═════ Data supplied ═════

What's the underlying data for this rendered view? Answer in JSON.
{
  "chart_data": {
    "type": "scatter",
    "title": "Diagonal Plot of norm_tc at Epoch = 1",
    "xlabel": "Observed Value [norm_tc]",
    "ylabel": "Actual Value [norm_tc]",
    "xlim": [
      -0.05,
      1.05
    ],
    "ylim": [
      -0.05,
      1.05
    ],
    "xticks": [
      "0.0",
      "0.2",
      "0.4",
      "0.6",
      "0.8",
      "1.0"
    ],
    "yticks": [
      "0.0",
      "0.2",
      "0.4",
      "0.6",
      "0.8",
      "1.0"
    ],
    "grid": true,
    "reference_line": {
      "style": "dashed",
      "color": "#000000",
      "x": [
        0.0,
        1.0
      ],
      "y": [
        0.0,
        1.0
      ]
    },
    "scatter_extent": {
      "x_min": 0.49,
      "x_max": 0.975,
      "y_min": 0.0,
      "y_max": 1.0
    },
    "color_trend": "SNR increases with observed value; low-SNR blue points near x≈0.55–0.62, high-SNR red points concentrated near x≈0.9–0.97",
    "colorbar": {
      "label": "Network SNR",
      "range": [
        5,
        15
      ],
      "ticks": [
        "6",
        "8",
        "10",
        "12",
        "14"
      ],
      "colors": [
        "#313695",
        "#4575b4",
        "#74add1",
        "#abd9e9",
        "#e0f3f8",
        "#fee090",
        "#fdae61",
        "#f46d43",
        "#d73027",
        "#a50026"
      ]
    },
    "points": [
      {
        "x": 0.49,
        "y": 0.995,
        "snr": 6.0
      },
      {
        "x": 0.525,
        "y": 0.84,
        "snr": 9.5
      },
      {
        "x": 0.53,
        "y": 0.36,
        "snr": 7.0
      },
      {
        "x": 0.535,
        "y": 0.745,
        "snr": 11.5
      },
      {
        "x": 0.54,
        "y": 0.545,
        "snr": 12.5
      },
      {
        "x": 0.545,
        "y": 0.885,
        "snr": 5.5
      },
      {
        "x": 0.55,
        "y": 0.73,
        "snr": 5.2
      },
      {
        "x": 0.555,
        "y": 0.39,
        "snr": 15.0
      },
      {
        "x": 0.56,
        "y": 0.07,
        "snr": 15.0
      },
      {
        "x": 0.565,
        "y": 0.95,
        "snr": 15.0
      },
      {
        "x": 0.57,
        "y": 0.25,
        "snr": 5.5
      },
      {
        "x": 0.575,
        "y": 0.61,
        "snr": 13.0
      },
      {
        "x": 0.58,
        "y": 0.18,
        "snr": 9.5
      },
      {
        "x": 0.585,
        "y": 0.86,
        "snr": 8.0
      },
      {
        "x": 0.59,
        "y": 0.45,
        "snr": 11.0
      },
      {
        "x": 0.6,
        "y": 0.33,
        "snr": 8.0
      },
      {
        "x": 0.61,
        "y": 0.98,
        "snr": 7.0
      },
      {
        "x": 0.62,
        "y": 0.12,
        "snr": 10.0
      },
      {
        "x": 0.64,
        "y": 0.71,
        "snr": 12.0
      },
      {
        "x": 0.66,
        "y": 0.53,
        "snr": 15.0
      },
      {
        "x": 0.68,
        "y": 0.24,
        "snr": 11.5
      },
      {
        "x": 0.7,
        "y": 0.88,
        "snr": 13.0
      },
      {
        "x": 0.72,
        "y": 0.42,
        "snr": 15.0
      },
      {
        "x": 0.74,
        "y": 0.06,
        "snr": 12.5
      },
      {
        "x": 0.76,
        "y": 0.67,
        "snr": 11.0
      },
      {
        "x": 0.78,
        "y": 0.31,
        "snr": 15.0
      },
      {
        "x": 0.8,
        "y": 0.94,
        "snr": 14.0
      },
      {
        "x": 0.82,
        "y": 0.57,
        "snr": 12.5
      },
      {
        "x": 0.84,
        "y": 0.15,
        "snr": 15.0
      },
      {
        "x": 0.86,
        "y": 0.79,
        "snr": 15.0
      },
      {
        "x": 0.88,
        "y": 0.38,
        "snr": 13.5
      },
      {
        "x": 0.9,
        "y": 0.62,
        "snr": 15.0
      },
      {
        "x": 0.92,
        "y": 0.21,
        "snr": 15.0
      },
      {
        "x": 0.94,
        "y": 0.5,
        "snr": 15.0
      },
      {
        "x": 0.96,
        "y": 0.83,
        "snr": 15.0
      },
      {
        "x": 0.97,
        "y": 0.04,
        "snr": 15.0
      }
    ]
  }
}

═════
═════ Data supplied ═════

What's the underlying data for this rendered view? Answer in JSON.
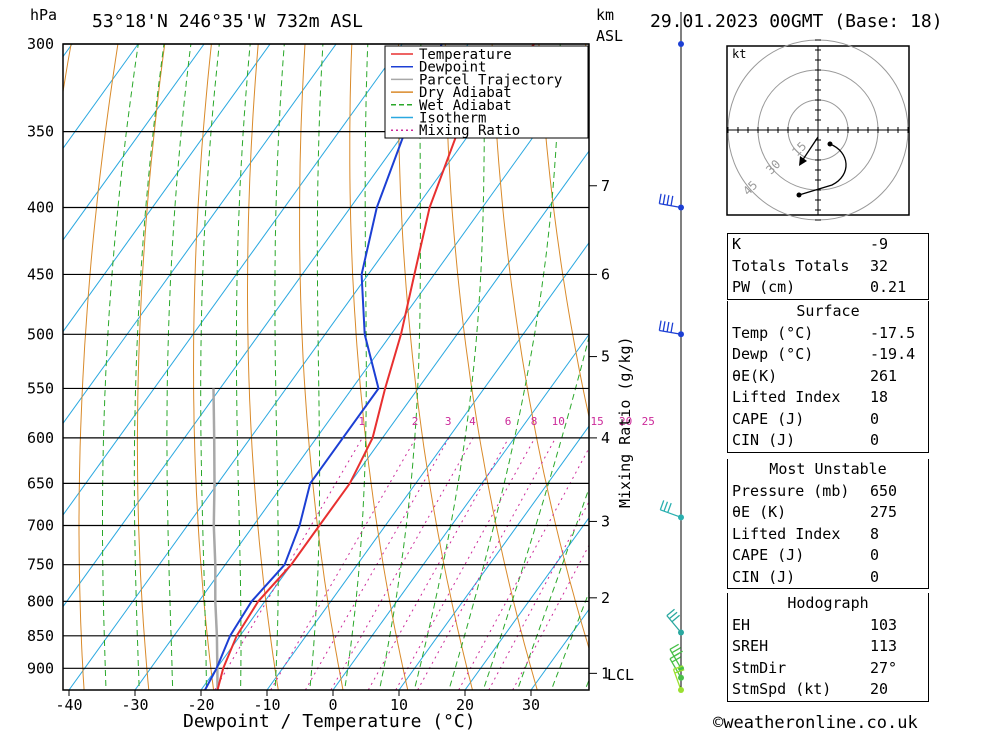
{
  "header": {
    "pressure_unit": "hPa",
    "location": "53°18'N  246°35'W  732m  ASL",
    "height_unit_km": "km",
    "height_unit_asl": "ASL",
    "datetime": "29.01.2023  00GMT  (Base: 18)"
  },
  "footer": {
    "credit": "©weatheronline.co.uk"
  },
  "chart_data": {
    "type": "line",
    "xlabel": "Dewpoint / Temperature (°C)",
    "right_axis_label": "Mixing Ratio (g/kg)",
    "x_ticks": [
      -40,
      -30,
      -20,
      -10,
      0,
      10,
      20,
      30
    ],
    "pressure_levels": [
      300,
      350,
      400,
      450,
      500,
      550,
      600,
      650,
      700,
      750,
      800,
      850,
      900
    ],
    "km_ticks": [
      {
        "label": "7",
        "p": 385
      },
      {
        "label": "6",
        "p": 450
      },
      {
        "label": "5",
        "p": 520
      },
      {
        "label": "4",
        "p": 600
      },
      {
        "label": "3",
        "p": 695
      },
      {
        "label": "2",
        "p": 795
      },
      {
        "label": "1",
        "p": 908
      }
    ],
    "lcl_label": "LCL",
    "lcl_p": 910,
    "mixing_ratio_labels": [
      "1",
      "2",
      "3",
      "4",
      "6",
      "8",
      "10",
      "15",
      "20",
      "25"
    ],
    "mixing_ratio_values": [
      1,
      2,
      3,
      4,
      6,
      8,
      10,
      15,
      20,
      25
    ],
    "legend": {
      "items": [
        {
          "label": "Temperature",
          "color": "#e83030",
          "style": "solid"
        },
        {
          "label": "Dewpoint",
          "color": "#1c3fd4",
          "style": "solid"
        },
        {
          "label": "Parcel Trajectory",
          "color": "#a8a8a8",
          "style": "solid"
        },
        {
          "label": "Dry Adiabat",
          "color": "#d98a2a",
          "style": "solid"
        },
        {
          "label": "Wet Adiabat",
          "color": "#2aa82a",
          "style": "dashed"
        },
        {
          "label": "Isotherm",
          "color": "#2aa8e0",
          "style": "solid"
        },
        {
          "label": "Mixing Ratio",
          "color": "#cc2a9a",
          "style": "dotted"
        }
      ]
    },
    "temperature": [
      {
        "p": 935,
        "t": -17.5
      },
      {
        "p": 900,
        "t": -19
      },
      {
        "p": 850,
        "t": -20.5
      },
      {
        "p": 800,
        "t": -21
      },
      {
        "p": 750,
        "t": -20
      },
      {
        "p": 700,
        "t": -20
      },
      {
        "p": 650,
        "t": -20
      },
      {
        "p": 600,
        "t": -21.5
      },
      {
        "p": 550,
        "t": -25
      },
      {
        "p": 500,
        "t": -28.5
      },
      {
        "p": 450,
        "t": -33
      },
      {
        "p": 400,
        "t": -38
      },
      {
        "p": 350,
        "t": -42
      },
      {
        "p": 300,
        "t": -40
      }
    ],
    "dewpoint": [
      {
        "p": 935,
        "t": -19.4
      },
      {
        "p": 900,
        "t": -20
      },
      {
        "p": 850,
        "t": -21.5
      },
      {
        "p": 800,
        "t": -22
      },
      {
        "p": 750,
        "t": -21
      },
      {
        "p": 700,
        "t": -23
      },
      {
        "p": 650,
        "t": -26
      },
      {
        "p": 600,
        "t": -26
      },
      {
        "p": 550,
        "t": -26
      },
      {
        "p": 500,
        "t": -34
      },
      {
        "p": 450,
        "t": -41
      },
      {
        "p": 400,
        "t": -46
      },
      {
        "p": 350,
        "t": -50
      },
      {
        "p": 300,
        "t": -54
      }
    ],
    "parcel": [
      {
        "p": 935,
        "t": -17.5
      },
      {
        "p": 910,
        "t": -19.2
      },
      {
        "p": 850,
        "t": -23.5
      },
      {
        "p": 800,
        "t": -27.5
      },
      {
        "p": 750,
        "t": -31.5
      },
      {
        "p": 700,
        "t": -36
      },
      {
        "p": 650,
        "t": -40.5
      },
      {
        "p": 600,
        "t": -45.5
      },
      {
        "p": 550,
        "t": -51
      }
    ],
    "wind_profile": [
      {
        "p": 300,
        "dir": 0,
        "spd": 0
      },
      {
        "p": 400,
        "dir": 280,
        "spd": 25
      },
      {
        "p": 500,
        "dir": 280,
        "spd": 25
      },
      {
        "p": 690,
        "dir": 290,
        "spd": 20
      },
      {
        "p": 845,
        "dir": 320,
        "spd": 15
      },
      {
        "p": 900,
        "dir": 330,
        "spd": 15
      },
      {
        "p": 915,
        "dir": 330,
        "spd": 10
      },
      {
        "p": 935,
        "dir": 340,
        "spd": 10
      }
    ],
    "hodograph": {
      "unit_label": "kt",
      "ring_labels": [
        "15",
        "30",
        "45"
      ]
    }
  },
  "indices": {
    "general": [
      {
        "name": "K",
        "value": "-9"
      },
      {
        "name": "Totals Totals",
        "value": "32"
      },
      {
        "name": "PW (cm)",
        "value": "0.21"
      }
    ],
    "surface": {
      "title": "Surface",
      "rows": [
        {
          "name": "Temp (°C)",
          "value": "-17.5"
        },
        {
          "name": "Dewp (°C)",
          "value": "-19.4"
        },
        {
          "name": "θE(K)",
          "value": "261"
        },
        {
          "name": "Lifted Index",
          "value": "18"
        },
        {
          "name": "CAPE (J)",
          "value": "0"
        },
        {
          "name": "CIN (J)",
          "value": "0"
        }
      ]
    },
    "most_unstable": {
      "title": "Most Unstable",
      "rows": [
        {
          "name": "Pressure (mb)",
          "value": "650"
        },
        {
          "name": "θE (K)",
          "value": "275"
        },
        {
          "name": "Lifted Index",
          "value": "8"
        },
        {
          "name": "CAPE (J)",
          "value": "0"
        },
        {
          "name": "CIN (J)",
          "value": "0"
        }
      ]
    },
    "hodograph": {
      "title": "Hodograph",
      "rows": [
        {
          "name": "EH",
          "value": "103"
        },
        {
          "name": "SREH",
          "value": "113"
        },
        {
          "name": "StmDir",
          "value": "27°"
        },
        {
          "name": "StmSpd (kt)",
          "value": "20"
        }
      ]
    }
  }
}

═════

• [Given problem]: How many lines in the records hold the string "title"? Reply with the number alone.

• [Answer to the problem]: 4